EXERCISE DESCRIPTION: Sift the material for lines containing "milliers", and return them.

INFORMATION SHOWN:

☆ ☆ ☆

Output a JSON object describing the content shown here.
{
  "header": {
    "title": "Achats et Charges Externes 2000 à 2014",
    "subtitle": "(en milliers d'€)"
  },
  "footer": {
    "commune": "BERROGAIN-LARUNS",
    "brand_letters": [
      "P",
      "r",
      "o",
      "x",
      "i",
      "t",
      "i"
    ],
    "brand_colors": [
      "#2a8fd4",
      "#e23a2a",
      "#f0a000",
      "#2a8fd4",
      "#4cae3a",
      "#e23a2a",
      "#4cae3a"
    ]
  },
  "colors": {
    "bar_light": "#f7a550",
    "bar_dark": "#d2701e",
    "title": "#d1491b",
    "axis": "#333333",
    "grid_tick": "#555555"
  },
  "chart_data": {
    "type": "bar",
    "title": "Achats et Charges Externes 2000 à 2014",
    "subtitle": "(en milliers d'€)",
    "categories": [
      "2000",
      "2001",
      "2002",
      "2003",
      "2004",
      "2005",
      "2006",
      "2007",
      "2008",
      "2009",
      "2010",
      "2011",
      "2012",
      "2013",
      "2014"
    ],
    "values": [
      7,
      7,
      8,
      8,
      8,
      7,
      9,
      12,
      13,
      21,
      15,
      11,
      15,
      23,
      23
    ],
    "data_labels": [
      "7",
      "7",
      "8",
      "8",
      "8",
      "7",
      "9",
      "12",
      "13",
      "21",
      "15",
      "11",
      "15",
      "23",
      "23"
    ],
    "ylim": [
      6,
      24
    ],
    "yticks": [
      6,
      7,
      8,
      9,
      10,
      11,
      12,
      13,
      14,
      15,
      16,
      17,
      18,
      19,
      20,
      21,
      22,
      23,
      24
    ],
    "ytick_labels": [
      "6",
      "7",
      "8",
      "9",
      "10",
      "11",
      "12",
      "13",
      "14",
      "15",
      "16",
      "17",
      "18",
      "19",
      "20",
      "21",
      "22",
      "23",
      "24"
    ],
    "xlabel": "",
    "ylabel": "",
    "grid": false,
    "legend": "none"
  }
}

☆ ☆ ☆

RESPONSE TO THIS TASK:
    "subtitle": "(en milliers d'€)"
    "subtitle": "(en milliers d'€)",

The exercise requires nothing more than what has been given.